DOCUMENT PASSAGE →
--- START ---

Ajamaru Lakes rainbowfish
- Conservation status: Critically Endangered (IUCN 3.1)

Scientific classification
- Kingdom: Animalia
- Phylum: Chordata
- Class: Actinopterygii
- Order: Atheriniformes
- Family: Melanotaeniidae
- Genus: Melanotaenia
- Species: M. ajamaruensis
- Binomial name: Melanotaenia ajamaruensis G. R. Allen & N. J. Cross, 1980

= Ajamaru Lakes rainbowfish =

- Authority: G. R. Allen & N. J. Cross, 1980
- Conservation status: CR

Species of fish

The Ajamaru Lakes rainbowfish (Melanotaenia ajamaruensis) is a species of rainbowfish in the Melanotaeniinae subfamily. It is endemic to the Ayamaru Lakes in West Papua, Indonesia. The fish was announced in 1996 based on its IUCN status, then rediscovered in 2007 in the Kaliwensi river, Sorong, West Papua.

== Description ==
This species of freshwater fish is a schooling fish that tends to measure at about 11cm. Similar to other Melanotaenia, this fish is generally reddish brown on the front and back half of the body with yellow or tan gradations on the posterior with reddish brown horizontal stripes on the sides. Occasionally, live fish can have a metallic blue to yellowish base color, or be green with yellow horizontal stripes. Male fish tend to have a more obvious color than female fish, but the male population of the Melanotaenia ajamaruensis is lower than the female population.

The average size of the Melanotaenia ajamaruensis egg diameter, measured from a total of 50 laid egg samples, is approximately 0.98mm. This fish reaches sexual maturity as early as 8-months old, when they are capable of producing transparent eggs.

== Conservation ==
The IUCN records this species as having a data deficiency so it requires further research and conservation. In nature this fish faces threats from the Toraja snakehead fish and Cyprinus, which are invasive species of fish that were introduced to the region. There is concern that these biological threats will cause extinction, so conservation efforts are being carried out is ex situ habitats, where it has been found that the Melanotaenia ajamaruensis is able to reproduce.

Research discovered that the male to female sex ratio of the Melanotaenia ajamaruensis is 1:3, meaning one male fish is able to fertilize 3 individual female fish. This ratio has the highest fertilization rate and the highest number of spawning, eggs, and larvae. In the ex situ habitats, the fish have been measured to have a daily growth of about 0.26mm per day. In further research, it has been shown that having a Spirulina content in feed up to 6% is directly proportional to improving the reproductive performance of the Melanotaenia ajamaruensis, though further research is necessary to obtain the optimal levels of Spirulina.

--- END ---

Dataset entries:
--- START ---

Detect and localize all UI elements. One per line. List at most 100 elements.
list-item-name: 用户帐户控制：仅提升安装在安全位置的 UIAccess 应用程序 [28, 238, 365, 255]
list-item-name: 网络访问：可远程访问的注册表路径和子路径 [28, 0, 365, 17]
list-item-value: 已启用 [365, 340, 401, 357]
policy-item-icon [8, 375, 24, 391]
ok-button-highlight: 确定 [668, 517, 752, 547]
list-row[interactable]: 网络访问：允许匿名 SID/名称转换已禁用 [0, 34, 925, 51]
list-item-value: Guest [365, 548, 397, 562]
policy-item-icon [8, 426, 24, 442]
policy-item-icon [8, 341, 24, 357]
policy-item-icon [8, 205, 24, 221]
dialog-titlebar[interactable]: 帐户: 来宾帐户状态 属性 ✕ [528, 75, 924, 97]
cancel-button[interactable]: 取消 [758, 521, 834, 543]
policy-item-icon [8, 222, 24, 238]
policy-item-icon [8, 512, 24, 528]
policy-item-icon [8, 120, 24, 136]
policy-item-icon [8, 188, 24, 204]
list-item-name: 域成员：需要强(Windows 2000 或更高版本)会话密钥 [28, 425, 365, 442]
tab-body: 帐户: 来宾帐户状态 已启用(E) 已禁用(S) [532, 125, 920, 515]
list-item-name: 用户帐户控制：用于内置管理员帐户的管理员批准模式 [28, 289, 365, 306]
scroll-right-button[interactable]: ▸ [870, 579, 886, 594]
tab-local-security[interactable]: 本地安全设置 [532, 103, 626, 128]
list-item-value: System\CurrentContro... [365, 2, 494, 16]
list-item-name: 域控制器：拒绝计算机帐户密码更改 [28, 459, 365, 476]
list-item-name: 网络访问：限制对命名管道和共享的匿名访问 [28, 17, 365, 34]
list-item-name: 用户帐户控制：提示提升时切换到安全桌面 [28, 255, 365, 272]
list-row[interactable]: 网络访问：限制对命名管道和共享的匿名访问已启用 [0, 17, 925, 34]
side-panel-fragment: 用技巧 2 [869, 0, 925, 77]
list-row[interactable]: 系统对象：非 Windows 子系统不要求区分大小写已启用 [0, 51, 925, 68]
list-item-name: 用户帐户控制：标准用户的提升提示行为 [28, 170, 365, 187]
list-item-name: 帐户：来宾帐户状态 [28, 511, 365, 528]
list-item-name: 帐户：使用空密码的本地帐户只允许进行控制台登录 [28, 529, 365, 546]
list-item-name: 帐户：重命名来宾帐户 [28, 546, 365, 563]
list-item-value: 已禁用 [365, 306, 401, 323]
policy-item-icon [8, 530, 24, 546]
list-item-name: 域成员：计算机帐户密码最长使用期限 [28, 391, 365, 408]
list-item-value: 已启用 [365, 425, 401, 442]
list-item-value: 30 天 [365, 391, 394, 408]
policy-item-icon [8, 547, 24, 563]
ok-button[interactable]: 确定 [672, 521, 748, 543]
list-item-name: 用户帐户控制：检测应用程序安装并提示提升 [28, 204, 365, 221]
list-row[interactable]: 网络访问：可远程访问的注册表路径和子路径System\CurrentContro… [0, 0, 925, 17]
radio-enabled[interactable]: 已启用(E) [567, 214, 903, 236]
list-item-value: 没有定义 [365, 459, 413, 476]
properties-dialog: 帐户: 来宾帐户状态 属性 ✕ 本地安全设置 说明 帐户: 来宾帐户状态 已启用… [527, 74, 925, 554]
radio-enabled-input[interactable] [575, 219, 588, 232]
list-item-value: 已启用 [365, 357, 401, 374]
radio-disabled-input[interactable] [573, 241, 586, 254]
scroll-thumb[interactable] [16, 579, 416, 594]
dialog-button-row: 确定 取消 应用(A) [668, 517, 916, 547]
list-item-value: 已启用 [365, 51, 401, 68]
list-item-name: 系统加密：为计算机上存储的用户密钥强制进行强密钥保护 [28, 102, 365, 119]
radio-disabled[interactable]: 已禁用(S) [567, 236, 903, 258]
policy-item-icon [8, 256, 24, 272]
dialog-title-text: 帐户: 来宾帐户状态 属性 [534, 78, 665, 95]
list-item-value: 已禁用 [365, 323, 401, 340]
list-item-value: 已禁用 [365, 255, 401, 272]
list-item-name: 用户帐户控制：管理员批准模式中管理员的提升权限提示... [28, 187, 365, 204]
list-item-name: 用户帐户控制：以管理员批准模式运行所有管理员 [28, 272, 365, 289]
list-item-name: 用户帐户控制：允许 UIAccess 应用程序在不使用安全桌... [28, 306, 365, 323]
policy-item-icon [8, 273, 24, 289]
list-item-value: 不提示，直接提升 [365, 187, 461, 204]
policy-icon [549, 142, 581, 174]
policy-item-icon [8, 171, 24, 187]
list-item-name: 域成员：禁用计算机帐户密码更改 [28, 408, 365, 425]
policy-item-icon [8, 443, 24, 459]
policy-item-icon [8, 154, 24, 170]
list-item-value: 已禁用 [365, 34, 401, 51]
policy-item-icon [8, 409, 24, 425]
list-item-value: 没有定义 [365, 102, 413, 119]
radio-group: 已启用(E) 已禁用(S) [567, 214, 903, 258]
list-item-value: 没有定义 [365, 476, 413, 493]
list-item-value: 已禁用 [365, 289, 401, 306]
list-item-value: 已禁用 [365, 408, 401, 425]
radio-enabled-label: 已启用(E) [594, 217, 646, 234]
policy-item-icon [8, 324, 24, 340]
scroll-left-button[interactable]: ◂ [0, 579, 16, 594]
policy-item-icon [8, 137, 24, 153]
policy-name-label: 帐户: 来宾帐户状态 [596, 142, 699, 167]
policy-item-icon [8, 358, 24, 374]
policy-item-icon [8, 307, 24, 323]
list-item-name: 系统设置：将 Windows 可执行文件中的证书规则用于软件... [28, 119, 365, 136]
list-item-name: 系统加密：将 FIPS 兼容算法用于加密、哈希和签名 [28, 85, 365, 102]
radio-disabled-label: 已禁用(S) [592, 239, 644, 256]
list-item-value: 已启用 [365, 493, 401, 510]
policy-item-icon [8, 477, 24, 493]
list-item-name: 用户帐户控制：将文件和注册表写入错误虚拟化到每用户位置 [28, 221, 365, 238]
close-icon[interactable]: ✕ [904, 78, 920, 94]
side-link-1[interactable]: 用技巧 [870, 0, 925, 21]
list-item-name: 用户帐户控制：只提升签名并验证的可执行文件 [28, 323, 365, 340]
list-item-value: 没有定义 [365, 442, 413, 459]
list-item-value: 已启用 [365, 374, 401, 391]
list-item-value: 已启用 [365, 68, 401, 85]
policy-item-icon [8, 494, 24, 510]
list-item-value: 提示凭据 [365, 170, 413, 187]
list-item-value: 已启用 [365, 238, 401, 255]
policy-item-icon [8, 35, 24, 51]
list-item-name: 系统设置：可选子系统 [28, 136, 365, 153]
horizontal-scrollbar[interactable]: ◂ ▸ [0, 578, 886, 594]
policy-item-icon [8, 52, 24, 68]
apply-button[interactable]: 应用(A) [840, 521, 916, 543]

--- END ---

WHAT THIS EXERCISE ASKS →
• a. Reproduce the rainbowfish article word for word from "The Ajamaru Lakes" to "the female population.".
• b. According to the rainbowfish article, what is the approximate average egg diameter measured from the 50 laid egg samples?
The listing has no role in this work.

ANSWERS FOR EACH ITEM →
• a.
The Ajamaru Lakes rainbowfish (Melanotaenia ajamaruensis) is a species of rainbowfish in the Melanotaeniinae subfamily. It is endemic to the Ayamaru Lakes in West Papua, Indonesia. The fish was announced in 1996 based on its IUCN status, then rediscovered in 2007 in the Kaliwensi river, Sorong, West Papua.

== Description ==
This species of freshwater fish is a schooling fish that tends to measure at about 11cm. Similar to other Melanotaenia, this fish is generally reddish brown on the front and back half of the body with yellow or tan gradations on the posterior with reddish brown horizontal stripes on the sides. Occasionally, live fish can have a metallic blue to yellowish base color, or be green with yellow horizontal stripes. Male fish tend to have a more obvious color than female fish, but the male population of the Melanotaenia ajamaruensis is lower than the female population.

• b. Approximately 0.98mm.